Transcribe the data in full and exactly, omitting any pictures.
-- Start Records --
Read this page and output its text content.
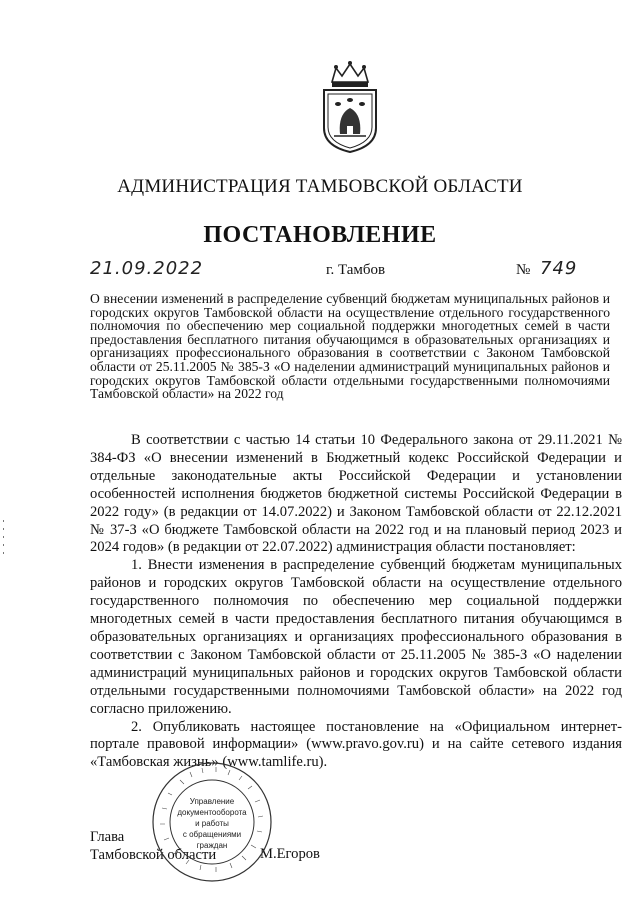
АДМИНИСТРАЦИЯ ТАМБОВСКОЙ ОБЛАСТИ
ПОСТАНОВЛЕНИЕ
21.09.2022	г. Тамбов	№ 749
О внесении изменений в распределение субвенций бюджетам муниципальных районов и городских округов Тамбовской области на осуществление отдельного государственного полномочия по обеспечению мер социальной поддержки многодетных семей в части предоставления бесплатного питания обучающимся в образовательных организациях и организациях профессионального образования в соответствии с Законом Тамбовской области от 25.11.2005 № 385-З «О наделении администраций муниципальных районов и городских округов Тамбовской области отдельными государственными полномочиями Тамбовской области» на 2022 год

В соответствии с частью 14 статьи 10 Федерального закона от 29.11.2021 № 384-ФЗ «О внесении изменений в Бюджетный кодекс Российской Федерации и отдельные законодательные акты Российской Федерации и установлении особенностей исполнения бюджетов бюджетной системы Российской Федерации в 2022 году» (в редакции от 14.07.2022) и Законом Тамбовской области от 22.12.2021 № 37-З «О бюджете Тамбовской области на 2022 год и на плановый период 2023 и 2024 годов» (в редакции от 22.07.2022) администрация области постановляет:

1. Внести изменения в распределение субвенций бюджетам муниципальных районов и городских округов Тамбовской области на осуществление отдельного государственного полномочия по обеспечению мер социальной поддержки многодетных семей в части предоставления бесплатного питания обучающимся в образовательных организациях и организациях профессионального образования в соответствии с Законом Тамбовской области от 25.11.2005 № 385-З «О наделении администраций муниципальных районов и городских округов Тамбовской области отдельными государственными полномочиями Тамбовской области» на 2022 год согласно приложению.

2. Опубликовать настоящее постановление на «Официальном интернет-портале правовой информации» (www.pravo.gov.ru) и на сайте сетевого издания «Тамбовская жизнь» (www.tamlife.ru).

Глава
Тамбовской области	М.Егоров
Управление
документооборота
и работы
с обращениями
граждан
-- End Records --
Exercise output:
Read this page and output its text content.
АДМИНИСТРАЦИЯ ТАМБОВСКОЙ ОБЛАСТИ
ПОСТАНОВЛЕНИЕ
21.09.2022	г. Тамбов	№ 749
О внесении изменений в распределение субвенций бюджетам муниципальных районов и городских округов Тамбовской области на осуществление отдельного государственного полномочия по обеспечению мер социальной поддержки многодетных семей в части предоставления бесплатного питания обучающимся в образовательных организациях и организациях профессионального образования в соответствии с Законом Тамбовской области от 25.11.2005 № 385-З «О наделении администраций муниципальных районов и городских округов Тамбовской области отдельными государственными полномочиями Тамбовской области» на 2022 год

В соответствии с частью 14 статьи 10 Федерального закона от 29.11.2021 № 384-ФЗ «О внесении изменений в Бюджетный кодекс Российской Федерации и отдельные законодательные акты Российской Федерации и установлении особенностей исполнения бюджетов бюджетной системы Российской Федерации в 2022 году» (в редакции от 14.07.2022) и Законом Тамбовской области от 22.12.2021 № 37-З «О бюджете Тамбовской области на 2022 год и на плановый период 2023 и 2024 годов» (в редакции от 22.07.2022) администрация области постановляет:

1. Внести изменения в распределение субвенций бюджетам муниципальных районов и городских округов Тамбовской области на осуществление отдельного государственного полномочия по обеспечению мер социальной поддержки многодетных семей в части предоставления бесплатного питания обучающимся в образовательных организациях и организациях профессионального образования в соответствии с Законом Тамбовской области от 25.11.2005 № 385-З «О наделении администраций муниципальных районов и городских округов Тамбовской области отдельными государственными полномочиями Тамбовской области» на 2022 год согласно приложению.

2. Опубликовать настоящее постановление на «Официальном интернет-портале правовой информации» (www.pravo.gov.ru) и на сайте сетевого издания «Тамбовская жизнь» (www.tamlife.ru).

Глава
Тамбовской области	М.Егоров
Управление
документооборота
и работы
с обращениями
граждан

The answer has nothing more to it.